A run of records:
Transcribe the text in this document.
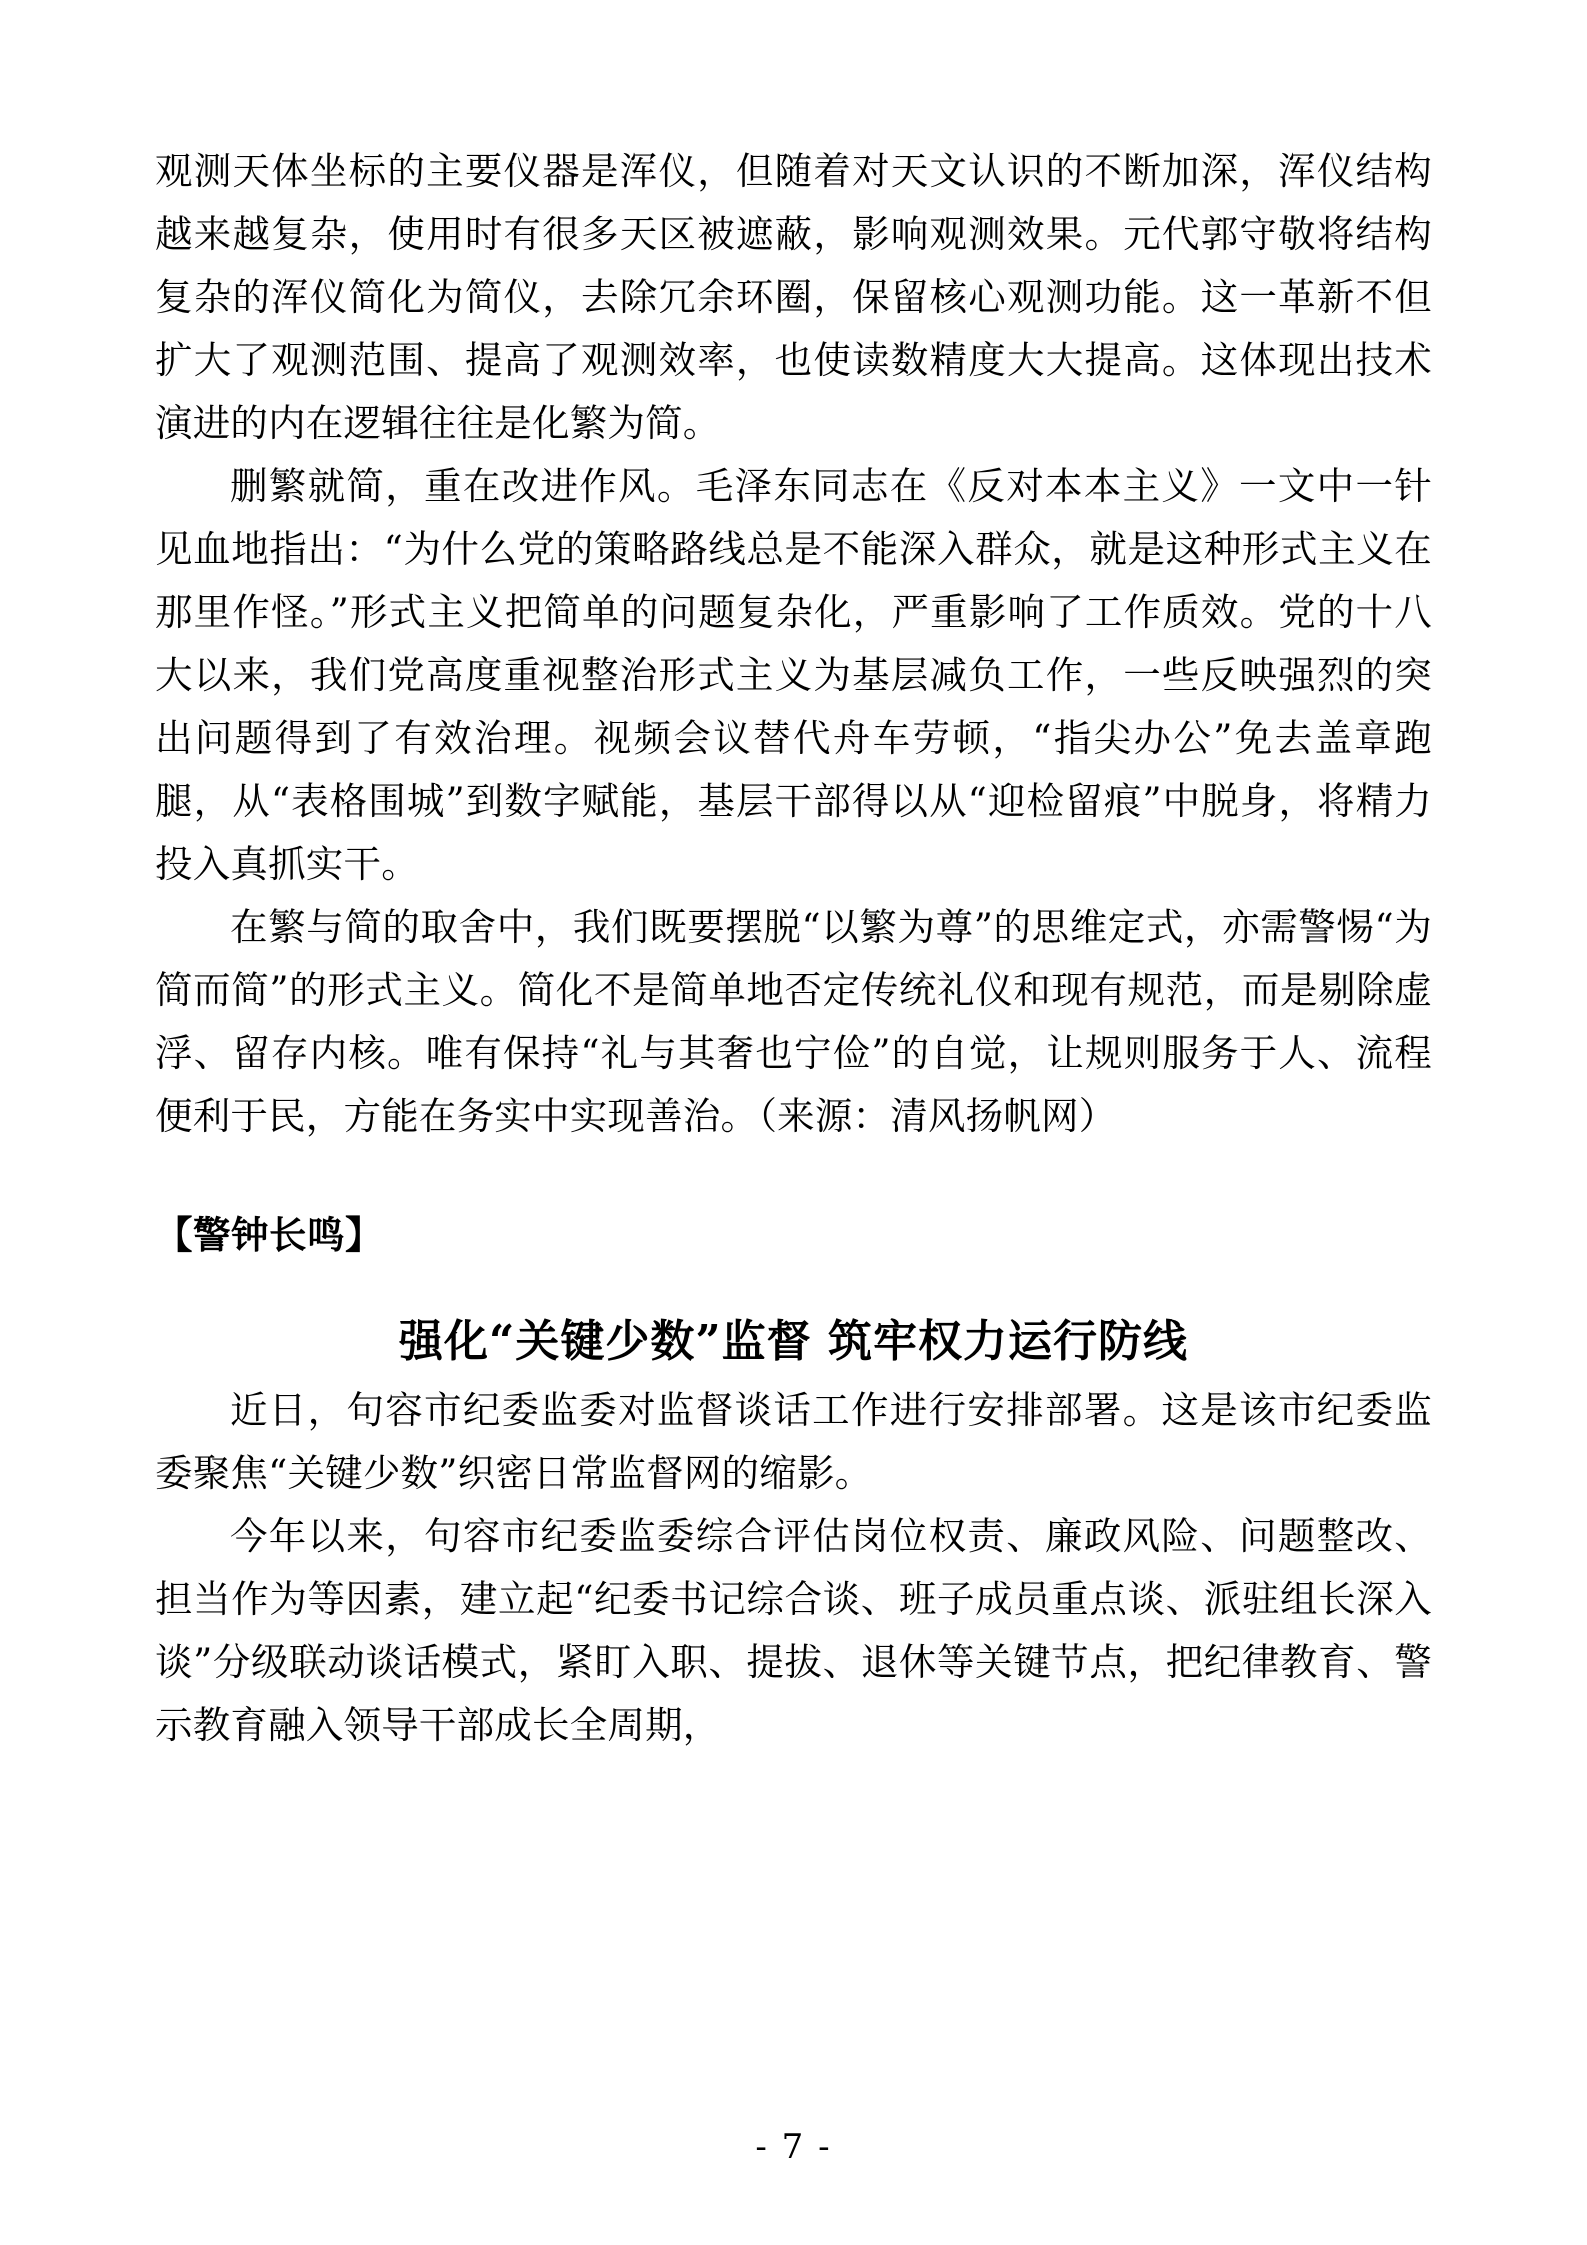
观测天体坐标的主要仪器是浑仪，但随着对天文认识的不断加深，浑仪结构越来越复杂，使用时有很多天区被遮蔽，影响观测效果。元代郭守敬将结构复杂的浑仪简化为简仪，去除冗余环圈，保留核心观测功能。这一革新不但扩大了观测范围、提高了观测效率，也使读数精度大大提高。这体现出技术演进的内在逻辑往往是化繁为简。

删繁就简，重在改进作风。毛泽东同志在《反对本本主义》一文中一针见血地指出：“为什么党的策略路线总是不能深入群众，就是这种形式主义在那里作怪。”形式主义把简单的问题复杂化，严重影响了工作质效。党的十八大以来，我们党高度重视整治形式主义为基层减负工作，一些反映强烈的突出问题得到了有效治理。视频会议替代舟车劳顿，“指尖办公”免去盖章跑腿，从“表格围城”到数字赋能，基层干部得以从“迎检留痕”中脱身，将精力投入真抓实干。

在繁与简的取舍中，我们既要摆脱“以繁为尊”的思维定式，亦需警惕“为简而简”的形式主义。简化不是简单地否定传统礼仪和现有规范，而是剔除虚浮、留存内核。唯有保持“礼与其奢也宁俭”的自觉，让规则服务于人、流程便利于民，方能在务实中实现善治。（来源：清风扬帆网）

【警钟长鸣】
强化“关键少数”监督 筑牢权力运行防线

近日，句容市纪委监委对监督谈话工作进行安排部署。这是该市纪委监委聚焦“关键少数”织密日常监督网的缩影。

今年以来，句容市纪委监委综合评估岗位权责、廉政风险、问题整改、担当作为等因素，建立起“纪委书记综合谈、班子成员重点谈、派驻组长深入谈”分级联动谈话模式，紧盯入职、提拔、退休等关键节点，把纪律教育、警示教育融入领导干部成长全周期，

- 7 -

— Written problem —
Return each full line of the entries that contains the word "关键少数".

— Exercise result —
强化“关键少数”监督 筑牢权力运行防线
近日，句容市纪委监委对监督谈话工作进行安排部署。这是该市纪委监委聚焦“关键少数”织密日常监督网的缩影。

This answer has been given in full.